### Task prompt
Repeat each entry word for word. Leave any images out of the copy.

Source records
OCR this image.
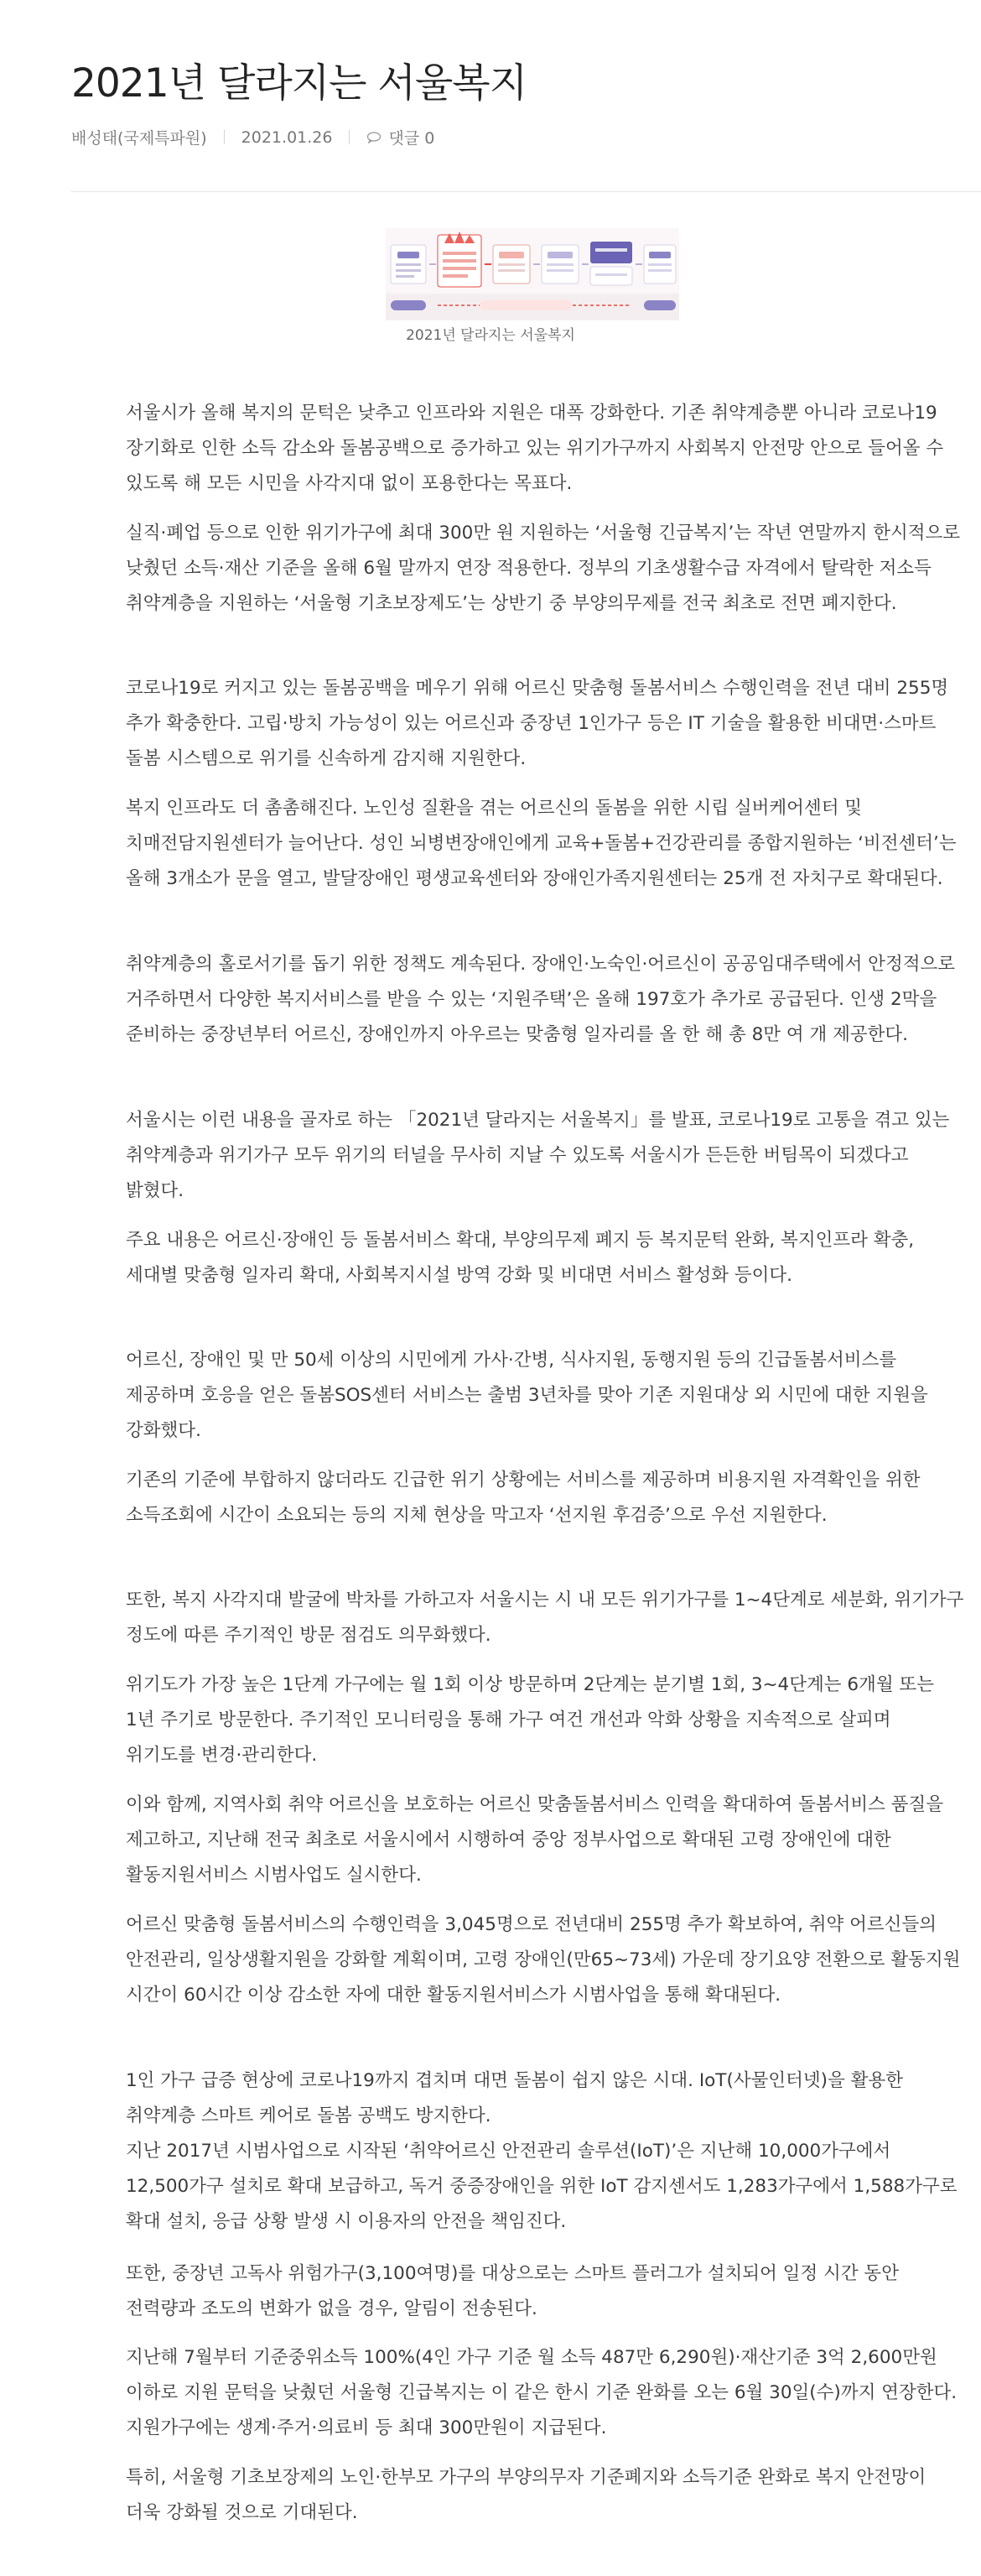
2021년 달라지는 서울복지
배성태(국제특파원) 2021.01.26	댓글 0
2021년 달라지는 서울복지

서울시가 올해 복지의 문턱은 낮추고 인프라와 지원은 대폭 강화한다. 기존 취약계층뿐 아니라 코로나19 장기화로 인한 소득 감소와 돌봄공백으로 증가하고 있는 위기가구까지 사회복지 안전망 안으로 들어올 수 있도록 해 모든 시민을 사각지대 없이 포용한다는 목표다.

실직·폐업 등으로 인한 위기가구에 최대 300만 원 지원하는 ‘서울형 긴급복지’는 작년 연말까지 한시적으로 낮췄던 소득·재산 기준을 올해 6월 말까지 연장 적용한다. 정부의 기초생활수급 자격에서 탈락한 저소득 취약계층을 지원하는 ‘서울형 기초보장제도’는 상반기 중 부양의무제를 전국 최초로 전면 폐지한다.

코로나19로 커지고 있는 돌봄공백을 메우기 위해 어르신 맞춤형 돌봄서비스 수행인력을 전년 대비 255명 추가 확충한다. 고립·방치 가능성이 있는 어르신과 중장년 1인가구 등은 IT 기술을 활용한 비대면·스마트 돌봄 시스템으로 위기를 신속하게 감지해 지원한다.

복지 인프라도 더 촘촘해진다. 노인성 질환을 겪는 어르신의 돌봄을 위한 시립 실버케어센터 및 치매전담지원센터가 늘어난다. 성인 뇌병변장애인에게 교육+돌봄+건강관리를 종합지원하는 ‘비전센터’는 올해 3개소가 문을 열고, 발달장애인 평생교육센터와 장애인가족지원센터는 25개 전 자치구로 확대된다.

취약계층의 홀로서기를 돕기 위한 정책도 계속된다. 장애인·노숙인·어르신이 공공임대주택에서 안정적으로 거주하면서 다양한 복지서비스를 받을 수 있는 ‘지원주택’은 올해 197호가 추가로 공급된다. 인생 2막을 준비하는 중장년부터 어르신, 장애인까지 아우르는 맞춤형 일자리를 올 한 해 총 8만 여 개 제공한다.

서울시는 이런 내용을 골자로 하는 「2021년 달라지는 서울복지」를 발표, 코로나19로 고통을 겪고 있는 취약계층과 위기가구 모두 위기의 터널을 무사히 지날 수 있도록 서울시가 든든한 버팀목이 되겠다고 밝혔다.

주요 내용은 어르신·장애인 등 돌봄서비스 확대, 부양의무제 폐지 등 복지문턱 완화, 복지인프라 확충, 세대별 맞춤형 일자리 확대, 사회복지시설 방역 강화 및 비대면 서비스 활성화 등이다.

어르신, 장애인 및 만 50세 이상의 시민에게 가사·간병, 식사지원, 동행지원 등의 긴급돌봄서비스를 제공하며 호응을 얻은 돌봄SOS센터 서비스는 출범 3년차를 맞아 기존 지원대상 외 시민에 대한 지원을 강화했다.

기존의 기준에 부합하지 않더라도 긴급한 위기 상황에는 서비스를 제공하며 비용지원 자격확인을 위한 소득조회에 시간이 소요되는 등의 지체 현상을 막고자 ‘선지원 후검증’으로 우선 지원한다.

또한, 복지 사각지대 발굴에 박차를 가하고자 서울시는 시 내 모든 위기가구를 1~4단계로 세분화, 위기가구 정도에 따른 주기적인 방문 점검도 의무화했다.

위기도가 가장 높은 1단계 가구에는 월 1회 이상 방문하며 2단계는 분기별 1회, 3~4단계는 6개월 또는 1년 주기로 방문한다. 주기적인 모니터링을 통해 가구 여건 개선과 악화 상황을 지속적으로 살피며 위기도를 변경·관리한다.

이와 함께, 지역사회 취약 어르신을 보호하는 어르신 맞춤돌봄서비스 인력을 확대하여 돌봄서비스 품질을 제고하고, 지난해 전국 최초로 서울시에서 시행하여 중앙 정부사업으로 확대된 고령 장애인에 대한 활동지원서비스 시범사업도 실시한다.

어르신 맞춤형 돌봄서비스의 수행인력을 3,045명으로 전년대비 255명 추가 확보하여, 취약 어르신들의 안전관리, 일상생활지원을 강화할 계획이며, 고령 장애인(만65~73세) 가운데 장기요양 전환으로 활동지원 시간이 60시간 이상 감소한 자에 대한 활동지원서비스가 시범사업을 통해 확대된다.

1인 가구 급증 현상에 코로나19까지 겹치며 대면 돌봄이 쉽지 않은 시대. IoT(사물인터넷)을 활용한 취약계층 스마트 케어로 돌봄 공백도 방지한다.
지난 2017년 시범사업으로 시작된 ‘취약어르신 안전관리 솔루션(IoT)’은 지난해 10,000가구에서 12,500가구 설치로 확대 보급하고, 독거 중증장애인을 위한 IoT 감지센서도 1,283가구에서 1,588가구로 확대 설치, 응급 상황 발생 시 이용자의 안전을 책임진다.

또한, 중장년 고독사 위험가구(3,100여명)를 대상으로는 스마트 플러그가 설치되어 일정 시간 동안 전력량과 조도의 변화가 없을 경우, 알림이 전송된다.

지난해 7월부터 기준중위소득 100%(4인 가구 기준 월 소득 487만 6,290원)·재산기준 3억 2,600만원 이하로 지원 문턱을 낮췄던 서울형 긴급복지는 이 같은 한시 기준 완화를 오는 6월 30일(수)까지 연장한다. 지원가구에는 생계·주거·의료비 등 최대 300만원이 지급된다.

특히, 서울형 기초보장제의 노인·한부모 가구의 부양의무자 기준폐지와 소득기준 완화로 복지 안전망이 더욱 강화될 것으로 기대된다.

### Worked answer
OCR this image.
2021년 달라지는 서울복지
배성태(국제특파원) 2021.01.26	댓글 0
2021년 달라지는 서울복지

서울시가 올해 복지의 문턱은 낮추고 인프라와 지원은 대폭 강화한다. 기존 취약계층뿐 아니라 코로나19 장기화로 인한 소득 감소와 돌봄공백으로 증가하고 있는 위기가구까지 사회복지 안전망 안으로 들어올 수 있도록 해 모든 시민을 사각지대 없이 포용한다는 목표다.

실직·폐업 등으로 인한 위기가구에 최대 300만 원 지원하는 ‘서울형 긴급복지’는 작년 연말까지 한시적으로 낮췄던 소득·재산 기준을 올해 6월 말까지 연장 적용한다. 정부의 기초생활수급 자격에서 탈락한 저소득 취약계층을 지원하는 ‘서울형 기초보장제도’는 상반기 중 부양의무제를 전국 최초로 전면 폐지한다.

코로나19로 커지고 있는 돌봄공백을 메우기 위해 어르신 맞춤형 돌봄서비스 수행인력을 전년 대비 255명 추가 확충한다. 고립·방치 가능성이 있는 어르신과 중장년 1인가구 등은 IT 기술을 활용한 비대면·스마트 돌봄 시스템으로 위기를 신속하게 감지해 지원한다.

복지 인프라도 더 촘촘해진다. 노인성 질환을 겪는 어르신의 돌봄을 위한 시립 실버케어센터 및 치매전담지원센터가 늘어난다. 성인 뇌병변장애인에게 교육+돌봄+건강관리를 종합지원하는 ‘비전센터’는 올해 3개소가 문을 열고, 발달장애인 평생교육센터와 장애인가족지원센터는 25개 전 자치구로 확대된다.

취약계층의 홀로서기를 돕기 위한 정책도 계속된다. 장애인·노숙인·어르신이 공공임대주택에서 안정적으로 거주하면서 다양한 복지서비스를 받을 수 있는 ‘지원주택’은 올해 197호가 추가로 공급된다. 인생 2막을 준비하는 중장년부터 어르신, 장애인까지 아우르는 맞춤형 일자리를 올 한 해 총 8만 여 개 제공한다.

서울시는 이런 내용을 골자로 하는 「2021년 달라지는 서울복지」를 발표, 코로나19로 고통을 겪고 있는 취약계층과 위기가구 모두 위기의 터널을 무사히 지날 수 있도록 서울시가 든든한 버팀목이 되겠다고 밝혔다.

주요 내용은 어르신·장애인 등 돌봄서비스 확대, 부양의무제 폐지 등 복지문턱 완화, 복지인프라 확충, 세대별 맞춤형 일자리 확대, 사회복지시설 방역 강화 및 비대면 서비스 활성화 등이다.

어르신, 장애인 및 만 50세 이상의 시민에게 가사·간병, 식사지원, 동행지원 등의 긴급돌봄서비스를 제공하며 호응을 얻은 돌봄SOS센터 서비스는 출범 3년차를 맞아 기존 지원대상 외 시민에 대한 지원을 강화했다.

기존의 기준에 부합하지 않더라도 긴급한 위기 상황에는 서비스를 제공하며 비용지원 자격확인을 위한 소득조회에 시간이 소요되는 등의 지체 현상을 막고자 ‘선지원 후검증’으로 우선 지원한다.

또한, 복지 사각지대 발굴에 박차를 가하고자 서울시는 시 내 모든 위기가구를 1~4단계로 세분화, 위기가구 정도에 따른 주기적인 방문 점검도 의무화했다.

위기도가 가장 높은 1단계 가구에는 월 1회 이상 방문하며 2단계는 분기별 1회, 3~4단계는 6개월 또는 1년 주기로 방문한다. 주기적인 모니터링을 통해 가구 여건 개선과 악화 상황을 지속적으로 살피며 위기도를 변경·관리한다.

이와 함께, 지역사회 취약 어르신을 보호하는 어르신 맞춤돌봄서비스 인력을 확대하여 돌봄서비스 품질을 제고하고, 지난해 전국 최초로 서울시에서 시행하여 중앙 정부사업으로 확대된 고령 장애인에 대한 활동지원서비스 시범사업도 실시한다.

어르신 맞춤형 돌봄서비스의 수행인력을 3,045명으로 전년대비 255명 추가 확보하여, 취약 어르신들의 안전관리, 일상생활지원을 강화할 계획이며, 고령 장애인(만65~73세) 가운데 장기요양 전환으로 활동지원 시간이 60시간 이상 감소한 자에 대한 활동지원서비스가 시범사업을 통해 확대된다.

1인 가구 급증 현상에 코로나19까지 겹치며 대면 돌봄이 쉽지 않은 시대. IoT(사물인터넷)을 활용한 취약계층 스마트 케어로 돌봄 공백도 방지한다.
지난 2017년 시범사업으로 시작된 ‘취약어르신 안전관리 솔루션(IoT)’은 지난해 10,000가구에서 12,500가구 설치로 확대 보급하고, 독거 중증장애인을 위한 IoT 감지센서도 1,283가구에서 1,588가구로 확대 설치, 응급 상황 발생 시 이용자의 안전을 책임진다.

또한, 중장년 고독사 위험가구(3,100여명)를 대상으로는 스마트 플러그가 설치되어 일정 시간 동안 전력량과 조도의 변화가 없을 경우, 알림이 전송된다.

지난해 7월부터 기준중위소득 100%(4인 가구 기준 월 소득 487만 6,290원)·재산기준 3억 2,600만원 이하로 지원 문턱을 낮췄던 서울형 긴급복지는 이 같은 한시 기준 완화를 오는 6월 30일(수)까지 연장한다. 지원가구에는 생계·주거·의료비 등 최대 300만원이 지급된다.

특히, 서울형 기초보장제의 노인·한부모 가구의 부양의무자 기준폐지와 소득기준 완화로 복지 안전망이 더욱 강화될 것으로 기대된다.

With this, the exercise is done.